Write out every entry exactly as given, but omit the pictures.

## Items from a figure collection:
::::::::::

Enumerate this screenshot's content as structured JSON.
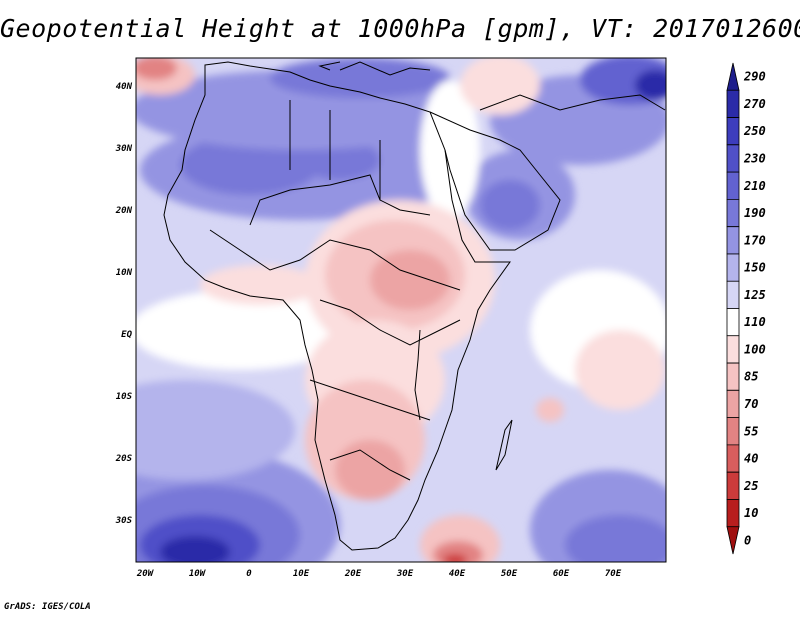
{
  "title": "Geopotential Height at 1000hPa [gpm], VT: 2017012600",
  "footer": "GrADS: IGES/COLA",
  "map": {
    "variable": "Geopotential Height",
    "level": "1000hPa",
    "units": "gpm",
    "valid_time": "2017012600",
    "lat_labels": [
      "40N",
      "30N",
      "20N",
      "10N",
      "EQ",
      "10S",
      "20S",
      "30S"
    ],
    "lon_labels": [
      "20W",
      "10W",
      "0",
      "10E",
      "20E",
      "30E",
      "40E",
      "50E",
      "60E",
      "70E"
    ]
  },
  "colorbar": {
    "levels": [
      "290",
      "270",
      "250",
      "230",
      "210",
      "190",
      "170",
      "150",
      "125",
      "110",
      "100",
      "85",
      "70",
      "55",
      "40",
      "25",
      "10",
      "0"
    ],
    "colors": [
      "#1e1e8c",
      "#2b2ba8",
      "#3d3dbd",
      "#5050c8",
      "#6262d0",
      "#7878d8",
      "#9494e2",
      "#b4b4ec",
      "#d6d6f5",
      "#ffffff",
      "#fbdede",
      "#f5c3c3",
      "#eca4a4",
      "#e28383",
      "#d85e5e",
      "#cc3b3b",
      "#b81e1e",
      "#a00f0f"
    ]
  }
}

::::::::::

## EXERCISE RESULT:
Enumerate this screenshot's content as structured JSON.
{
  "title": "Geopotential Height at 1000hPa [gpm], VT: 2017012600",
  "footer": "GrADS: IGES/COLA",
  "map": {
    "variable": "Geopotential Height",
    "level": "1000hPa",
    "units": "gpm",
    "valid_time": "2017012600",
    "lat_labels": [
      "40N",
      "30N",
      "20N",
      "10N",
      "EQ",
      "10S",
      "20S",
      "30S"
    ],
    "lon_labels": [
      "20W",
      "10W",
      "0",
      "10E",
      "20E",
      "30E",
      "40E",
      "50E",
      "60E",
      "70E"
    ]
  },
  "colorbar": {
    "levels": [
      "290",
      "270",
      "250",
      "230",
      "210",
      "190",
      "170",
      "150",
      "125",
      "110",
      "100",
      "85",
      "70",
      "55",
      "40",
      "25",
      "10",
      "0"
    ],
    "colors": [
      "#1e1e8c",
      "#2b2ba8",
      "#3d3dbd",
      "#5050c8",
      "#6262d0",
      "#7878d8",
      "#9494e2",
      "#b4b4ec",
      "#d6d6f5",
      "#ffffff",
      "#fbdede",
      "#f5c3c3",
      "#eca4a4",
      "#e28383",
      "#d85e5e",
      "#cc3b3b",
      "#b81e1e",
      "#a00f0f"
    ]
  }
}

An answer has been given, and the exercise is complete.